* BEGIN *

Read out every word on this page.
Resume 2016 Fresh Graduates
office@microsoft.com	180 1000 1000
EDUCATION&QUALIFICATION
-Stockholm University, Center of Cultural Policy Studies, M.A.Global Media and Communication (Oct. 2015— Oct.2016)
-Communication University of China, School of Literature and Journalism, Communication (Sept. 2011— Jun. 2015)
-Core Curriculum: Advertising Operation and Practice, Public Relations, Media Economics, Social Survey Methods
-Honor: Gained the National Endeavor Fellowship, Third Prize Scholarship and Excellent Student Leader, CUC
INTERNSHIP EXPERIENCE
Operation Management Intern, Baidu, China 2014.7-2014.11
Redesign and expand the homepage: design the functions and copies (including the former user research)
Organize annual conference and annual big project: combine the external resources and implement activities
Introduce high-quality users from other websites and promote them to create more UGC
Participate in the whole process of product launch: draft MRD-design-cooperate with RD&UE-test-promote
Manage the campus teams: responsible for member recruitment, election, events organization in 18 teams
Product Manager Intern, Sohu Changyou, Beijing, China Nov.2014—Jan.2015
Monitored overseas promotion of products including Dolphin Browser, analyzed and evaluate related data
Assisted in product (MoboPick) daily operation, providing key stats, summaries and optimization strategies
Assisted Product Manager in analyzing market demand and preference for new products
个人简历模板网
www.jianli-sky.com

* END *
* BEGIN *

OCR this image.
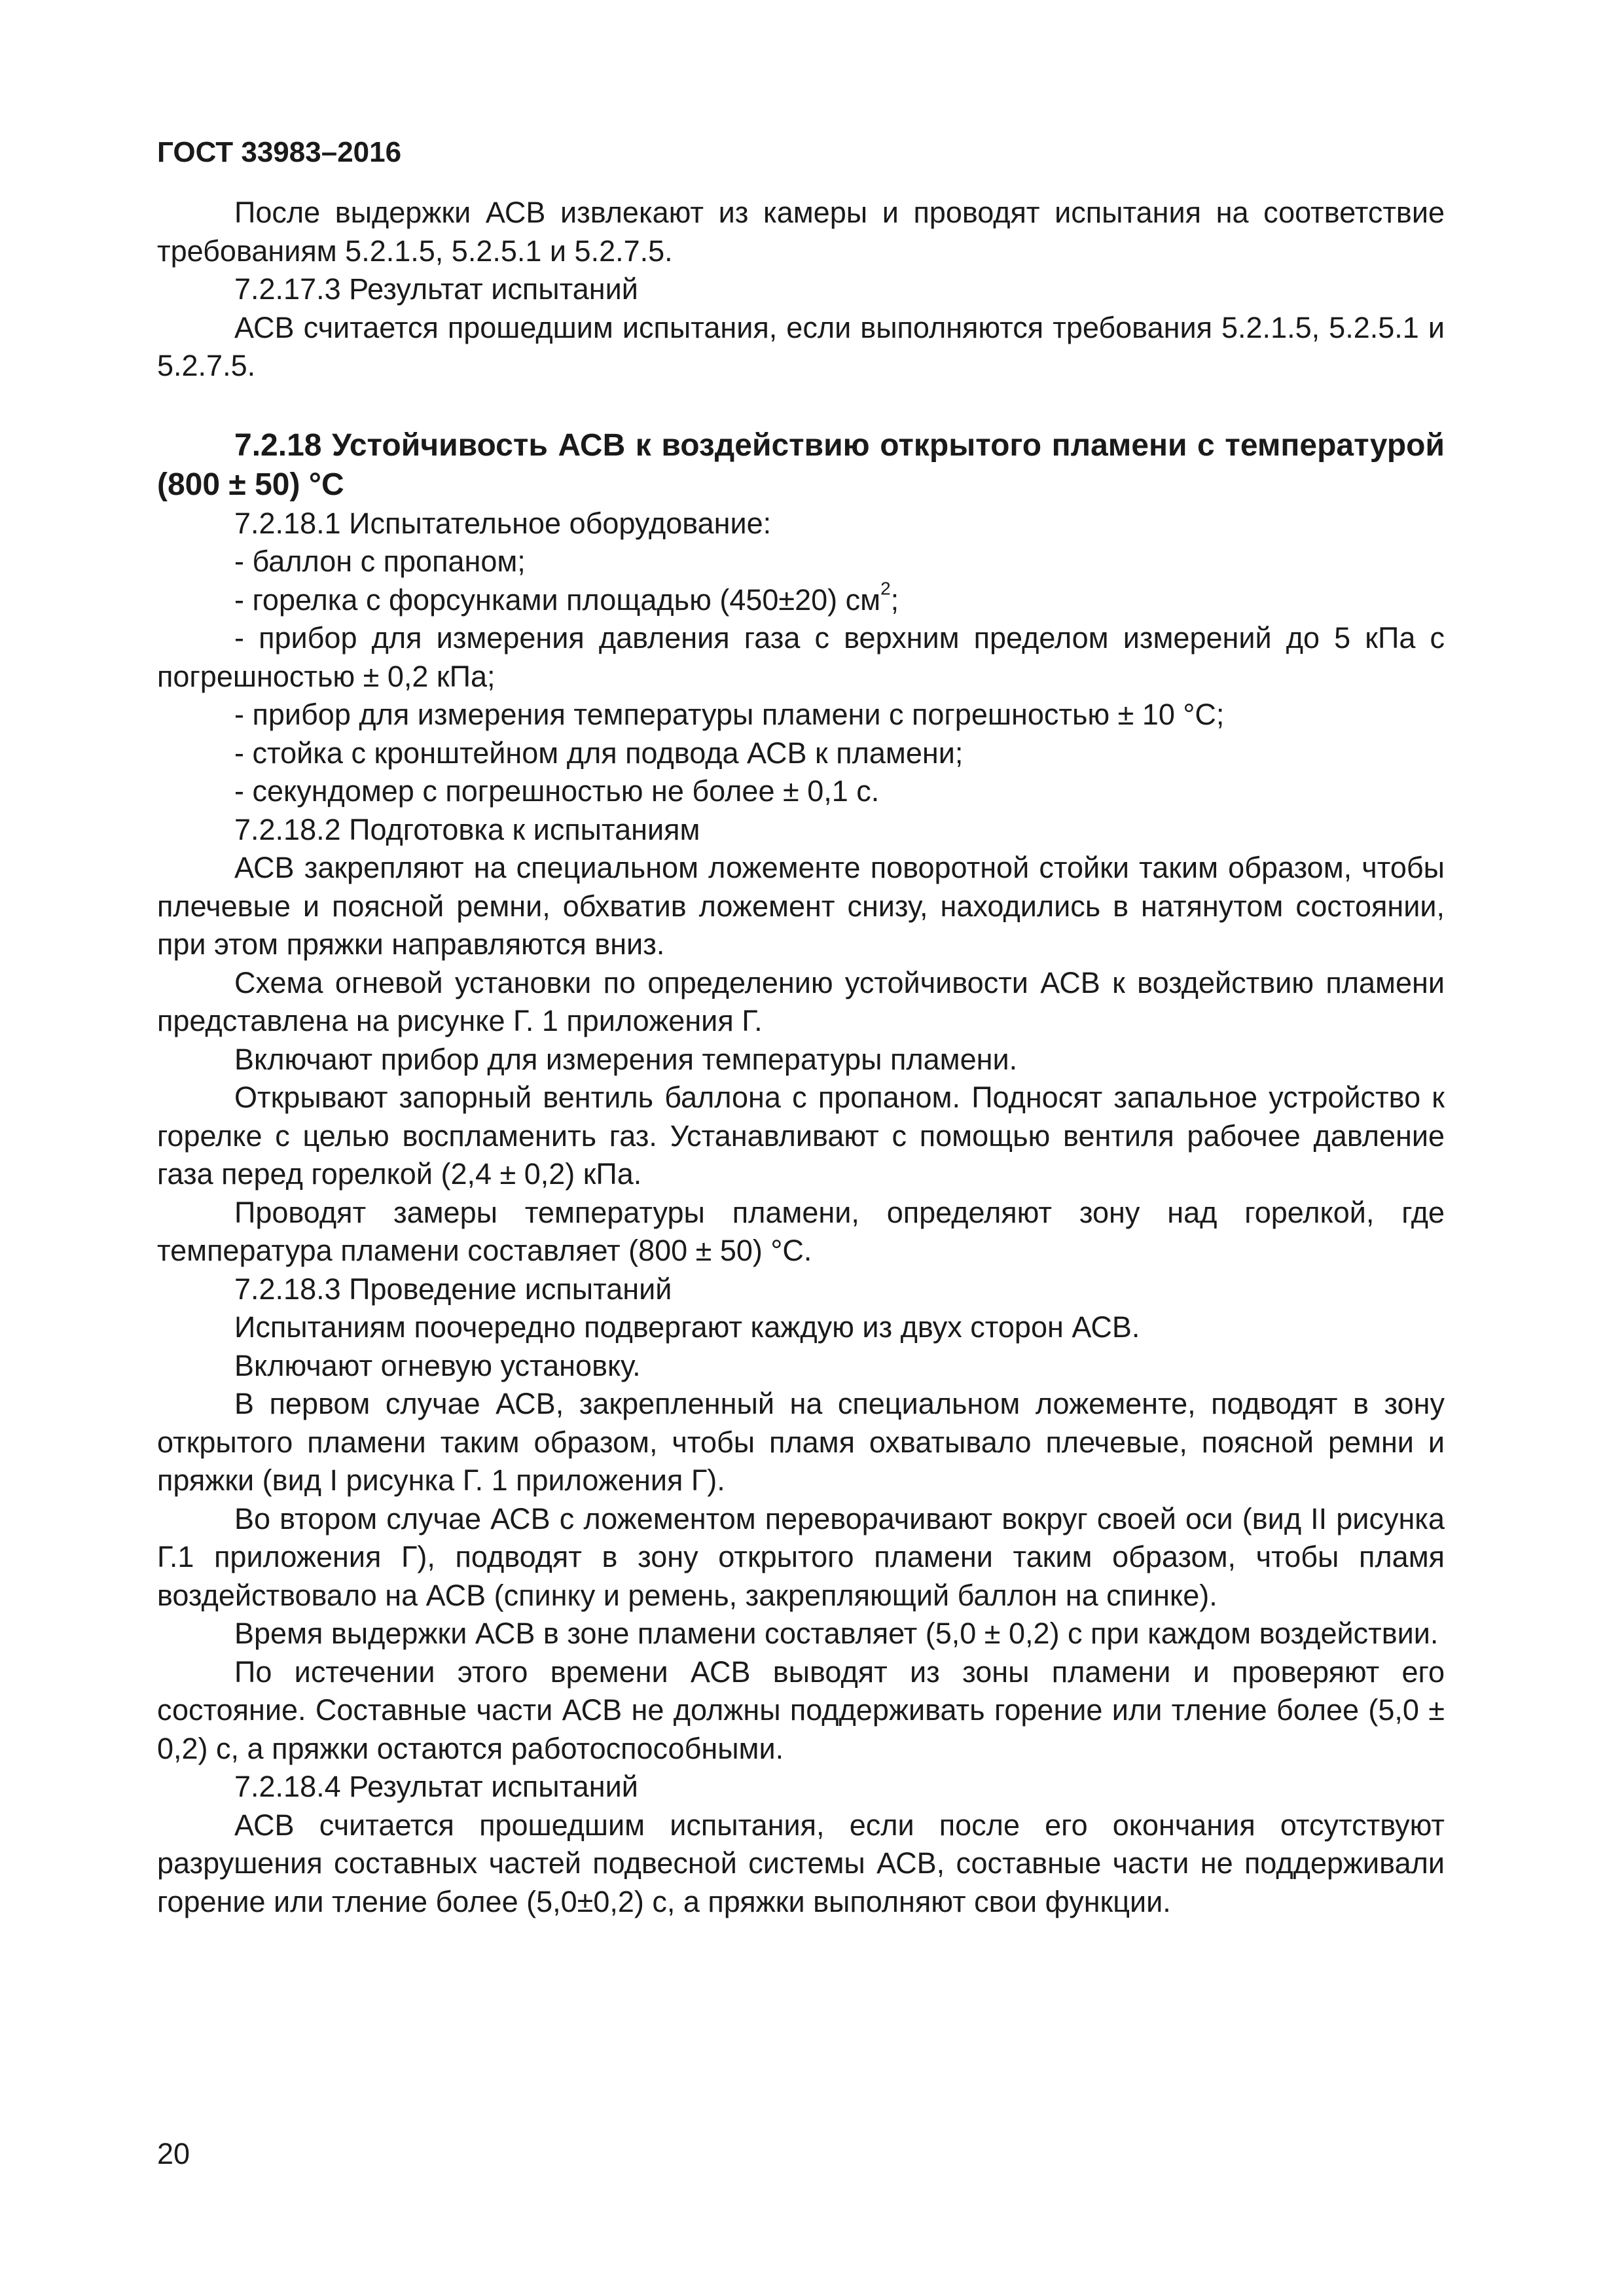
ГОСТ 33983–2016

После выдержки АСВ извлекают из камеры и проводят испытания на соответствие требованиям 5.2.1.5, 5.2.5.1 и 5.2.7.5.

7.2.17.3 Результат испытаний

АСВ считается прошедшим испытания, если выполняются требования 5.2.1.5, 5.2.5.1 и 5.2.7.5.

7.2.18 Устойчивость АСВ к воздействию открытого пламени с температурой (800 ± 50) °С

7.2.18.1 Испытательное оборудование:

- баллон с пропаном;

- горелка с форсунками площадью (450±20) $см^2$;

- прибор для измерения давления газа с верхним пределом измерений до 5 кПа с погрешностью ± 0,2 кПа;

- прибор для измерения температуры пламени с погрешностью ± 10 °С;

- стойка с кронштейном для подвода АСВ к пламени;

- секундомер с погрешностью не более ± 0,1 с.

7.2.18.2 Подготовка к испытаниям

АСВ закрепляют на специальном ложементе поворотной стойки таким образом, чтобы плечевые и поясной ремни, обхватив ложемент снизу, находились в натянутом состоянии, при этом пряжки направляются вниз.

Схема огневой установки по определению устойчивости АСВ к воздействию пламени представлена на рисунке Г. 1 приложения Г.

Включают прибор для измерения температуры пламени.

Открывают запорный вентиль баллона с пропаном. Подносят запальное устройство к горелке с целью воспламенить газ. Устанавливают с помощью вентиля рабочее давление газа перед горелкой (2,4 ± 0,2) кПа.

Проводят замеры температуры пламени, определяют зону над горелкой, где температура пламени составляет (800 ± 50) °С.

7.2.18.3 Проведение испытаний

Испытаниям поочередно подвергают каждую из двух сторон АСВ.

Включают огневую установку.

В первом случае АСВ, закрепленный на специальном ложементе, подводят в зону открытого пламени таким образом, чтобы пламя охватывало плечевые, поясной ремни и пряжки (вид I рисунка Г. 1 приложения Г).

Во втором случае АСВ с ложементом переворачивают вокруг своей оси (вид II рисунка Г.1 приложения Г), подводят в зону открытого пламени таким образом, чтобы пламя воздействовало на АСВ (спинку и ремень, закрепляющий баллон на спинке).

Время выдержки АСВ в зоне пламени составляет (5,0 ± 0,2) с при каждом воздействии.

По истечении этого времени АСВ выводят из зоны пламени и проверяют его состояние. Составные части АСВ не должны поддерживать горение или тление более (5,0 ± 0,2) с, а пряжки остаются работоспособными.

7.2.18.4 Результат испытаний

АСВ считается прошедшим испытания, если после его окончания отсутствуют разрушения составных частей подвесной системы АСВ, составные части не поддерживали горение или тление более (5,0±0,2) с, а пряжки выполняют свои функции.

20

* END *
* BEGIN *

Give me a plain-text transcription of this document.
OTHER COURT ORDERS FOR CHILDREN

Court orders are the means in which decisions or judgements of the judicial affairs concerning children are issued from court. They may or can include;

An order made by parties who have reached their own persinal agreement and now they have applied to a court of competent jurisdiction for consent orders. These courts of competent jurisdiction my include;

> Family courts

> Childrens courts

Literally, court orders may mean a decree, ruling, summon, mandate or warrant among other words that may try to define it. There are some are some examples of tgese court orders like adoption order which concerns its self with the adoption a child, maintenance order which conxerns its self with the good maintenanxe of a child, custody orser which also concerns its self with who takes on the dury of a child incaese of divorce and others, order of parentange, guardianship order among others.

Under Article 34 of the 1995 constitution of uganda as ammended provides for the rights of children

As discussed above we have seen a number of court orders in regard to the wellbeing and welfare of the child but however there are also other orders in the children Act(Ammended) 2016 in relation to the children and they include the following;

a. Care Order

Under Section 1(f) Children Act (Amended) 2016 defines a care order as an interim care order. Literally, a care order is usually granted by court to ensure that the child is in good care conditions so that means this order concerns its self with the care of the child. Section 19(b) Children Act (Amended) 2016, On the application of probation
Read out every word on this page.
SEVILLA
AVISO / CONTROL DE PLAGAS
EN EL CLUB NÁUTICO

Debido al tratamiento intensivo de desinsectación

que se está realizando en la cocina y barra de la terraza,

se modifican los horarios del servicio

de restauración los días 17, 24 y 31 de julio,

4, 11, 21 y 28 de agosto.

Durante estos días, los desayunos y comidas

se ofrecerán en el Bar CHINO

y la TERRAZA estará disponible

* END *

Stated task → In the entries above, identify every line with the word "courts". Copy those lines.

Task output →
An order made by parties who have reached their own persinal agreement and now they have applied to a court of competent jurisdiction for consent orders. These courts of competent jurisdiction my include;
> Family courts
> Childrens courts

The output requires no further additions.